--- Start Exercise material ---

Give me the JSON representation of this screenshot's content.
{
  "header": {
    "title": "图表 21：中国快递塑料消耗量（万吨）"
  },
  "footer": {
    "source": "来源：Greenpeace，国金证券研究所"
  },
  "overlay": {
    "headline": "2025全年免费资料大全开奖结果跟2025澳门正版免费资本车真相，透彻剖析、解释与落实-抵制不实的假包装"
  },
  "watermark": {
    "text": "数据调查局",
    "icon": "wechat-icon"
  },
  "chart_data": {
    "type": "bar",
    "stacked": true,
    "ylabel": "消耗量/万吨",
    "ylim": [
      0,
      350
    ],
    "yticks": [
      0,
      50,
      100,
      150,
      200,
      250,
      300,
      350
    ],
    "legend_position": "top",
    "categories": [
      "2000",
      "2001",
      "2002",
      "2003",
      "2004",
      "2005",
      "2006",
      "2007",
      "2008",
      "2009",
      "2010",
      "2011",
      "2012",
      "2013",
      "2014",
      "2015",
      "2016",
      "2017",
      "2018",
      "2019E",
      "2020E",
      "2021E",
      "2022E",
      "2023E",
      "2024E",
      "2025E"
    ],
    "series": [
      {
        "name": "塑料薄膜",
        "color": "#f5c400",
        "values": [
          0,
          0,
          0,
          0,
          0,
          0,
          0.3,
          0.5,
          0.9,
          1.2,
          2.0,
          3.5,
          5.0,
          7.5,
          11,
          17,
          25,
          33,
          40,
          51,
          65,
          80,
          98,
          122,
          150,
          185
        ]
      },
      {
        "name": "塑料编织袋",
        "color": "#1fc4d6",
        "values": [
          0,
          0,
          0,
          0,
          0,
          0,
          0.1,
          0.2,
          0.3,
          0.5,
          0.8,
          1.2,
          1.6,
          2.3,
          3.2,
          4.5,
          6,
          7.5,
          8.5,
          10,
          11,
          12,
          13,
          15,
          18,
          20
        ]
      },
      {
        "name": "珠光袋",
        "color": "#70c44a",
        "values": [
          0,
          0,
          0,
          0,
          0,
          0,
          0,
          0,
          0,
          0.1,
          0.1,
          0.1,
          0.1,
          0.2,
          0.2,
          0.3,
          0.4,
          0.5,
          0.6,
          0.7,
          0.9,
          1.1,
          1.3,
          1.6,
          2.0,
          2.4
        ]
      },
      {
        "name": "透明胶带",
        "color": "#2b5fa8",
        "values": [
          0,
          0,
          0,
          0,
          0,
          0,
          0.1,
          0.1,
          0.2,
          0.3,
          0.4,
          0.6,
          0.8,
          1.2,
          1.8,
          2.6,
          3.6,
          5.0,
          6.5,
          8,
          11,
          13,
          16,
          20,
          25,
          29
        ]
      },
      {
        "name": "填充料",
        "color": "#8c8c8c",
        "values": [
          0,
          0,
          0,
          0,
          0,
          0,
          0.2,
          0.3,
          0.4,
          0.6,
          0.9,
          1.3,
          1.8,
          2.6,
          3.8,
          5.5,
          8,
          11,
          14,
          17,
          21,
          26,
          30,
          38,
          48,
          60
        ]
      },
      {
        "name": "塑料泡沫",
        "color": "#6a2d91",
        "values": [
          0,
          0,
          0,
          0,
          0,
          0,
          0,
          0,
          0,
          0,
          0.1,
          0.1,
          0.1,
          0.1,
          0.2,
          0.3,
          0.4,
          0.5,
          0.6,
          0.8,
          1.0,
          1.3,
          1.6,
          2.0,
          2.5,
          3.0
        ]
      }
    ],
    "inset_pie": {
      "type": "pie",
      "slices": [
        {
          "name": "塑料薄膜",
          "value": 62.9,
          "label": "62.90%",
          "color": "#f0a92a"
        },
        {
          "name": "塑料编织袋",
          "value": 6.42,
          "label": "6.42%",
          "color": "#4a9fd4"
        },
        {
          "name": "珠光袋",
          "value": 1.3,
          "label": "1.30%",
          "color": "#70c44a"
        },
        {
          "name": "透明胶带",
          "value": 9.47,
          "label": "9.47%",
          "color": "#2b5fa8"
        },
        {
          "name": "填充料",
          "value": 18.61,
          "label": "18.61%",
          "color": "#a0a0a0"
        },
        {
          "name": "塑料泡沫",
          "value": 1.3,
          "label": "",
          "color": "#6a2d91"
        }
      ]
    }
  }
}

--- End Exercise material ---

*Exercise task*.
Print every record above exactly as written.

*Solution for this exercise*.
Give me the JSON representation of this screenshot's content.
{
  "header": {
    "title": "图表 21：中国快递塑料消耗量（万吨）"
  },
  "footer": {
    "source": "来源：Greenpeace，国金证券研究所"
  },
  "overlay": {
    "headline": "2025全年免费资料大全开奖结果跟2025澳门正版免费资本车真相，透彻剖析、解释与落实-抵制不实的假包装"
  },
  "watermark": {
    "text": "数据调查局",
    "icon": "wechat-icon"
  },
  "chart_data": {
    "type": "bar",
    "stacked": true,
    "ylabel": "消耗量/万吨",
    "ylim": [
      0,
      350
    ],
    "yticks": [
      0,
      50,
      100,
      150,
      200,
      250,
      300,
      350
    ],
    "legend_position": "top",
    "categories": [
      "2000",
      "2001",
      "2002",
      "2003",
      "2004",
      "2005",
      "2006",
      "2007",
      "2008",
      "2009",
      "2010",
      "2011",
      "2012",
      "2013",
      "2014",
      "2015",
      "2016",
      "2017",
      "2018",
      "2019E",
      "2020E",
      "2021E",
      "2022E",
      "2023E",
      "2024E",
      "2025E"
    ],
    "series": [
      {
        "name": "塑料薄膜",
        "color": "#f5c400",
        "values": [
          0,
          0,
          0,
          0,
          0,
          0,
          0.3,
          0.5,
          0.9,
          1.2,
          2.0,
          3.5,
          5.0,
          7.5,
          11,
          17,
          25,
          33,
          40,
          51,
          65,
          80,
          98,
          122,
          150,
          185
        ]
      },
      {
        "name": "塑料编织袋",
        "color": "#1fc4d6",
        "values": [
          0,
          0,
          0,
          0,
          0,
          0,
          0.1,
          0.2,
          0.3,
          0.5,
          0.8,
          1.2,
          1.6,
          2.3,
          3.2,
          4.5,
          6,
          7.5,
          8.5,
          10,
          11,
          12,
          13,
          15,
          18,
          20
        ]
      },
      {
        "name": "珠光袋",
        "color": "#70c44a",
        "values": [
          0,
          0,
          0,
          0,
          0,
          0,
          0,
          0,
          0,
          0.1,
          0.1,
          0.1,
          0.1,
          0.2,
          0.2,
          0.3,
          0.4,
          0.5,
          0.6,
          0.7,
          0.9,
          1.1,
          1.3,
          1.6,
          2.0,
          2.4
        ]
      },
      {
        "name": "透明胶带",
        "color": "#2b5fa8",
        "values": [
          0,
          0,
          0,
          0,
          0,
          0,
          0.1,
          0.1,
          0.2,
          0.3,
          0.4,
          0.6,
          0.8,
          1.2,
          1.8,
          2.6,
          3.6,
          5.0,
          6.5,
          8,
          11,
          13,
          16,
          20,
          25,
          29
        ]
      },
      {
        "name": "填充料",
        "color": "#8c8c8c",
        "values": [
          0,
          0,
          0,
          0,
          0,
          0,
          0.2,
          0.3,
          0.4,
          0.6,
          0.9,
          1.3,
          1.8,
          2.6,
          3.8,
          5.5,
          8,
          11,
          14,
          17,
          21,
          26,
          30,
          38,
          48,
          60
        ]
      },
      {
        "name": "塑料泡沫",
        "color": "#6a2d91",
        "values": [
          0,
          0,
          0,
          0,
          0,
          0,
          0,
          0,
          0,
          0,
          0.1,
          0.1,
          0.1,
          0.1,
          0.2,
          0.3,
          0.4,
          0.5,
          0.6,
          0.8,
          1.0,
          1.3,
          1.6,
          2.0,
          2.5,
          3.0
        ]
      }
    ],
    "inset_pie": {
      "type": "pie",
      "slices": [
        {
          "name": "塑料薄膜",
          "value": 62.9,
          "label": "62.90%",
          "color": "#f0a92a"
        },
        {
          "name": "塑料编织袋",
          "value": 6.42,
          "label": "6.42%",
          "color": "#4a9fd4"
        },
        {
          "name": "珠光袋",
          "value": 1.3,
          "label": "1.30%",
          "color": "#70c44a"
        },
        {
          "name": "透明胶带",
          "value": 9.47,
          "label": "9.47%",
          "color": "#2b5fa8"
        },
        {
          "name": "填充料",
          "value": 18.61,
          "label": "18.61%",
          "color": "#a0a0a0"
        },
        {
          "name": "塑料泡沫",
          "value": 1.3,
          "label": "",
          "color": "#6a2d91"
        }
      ]
    }
  }
}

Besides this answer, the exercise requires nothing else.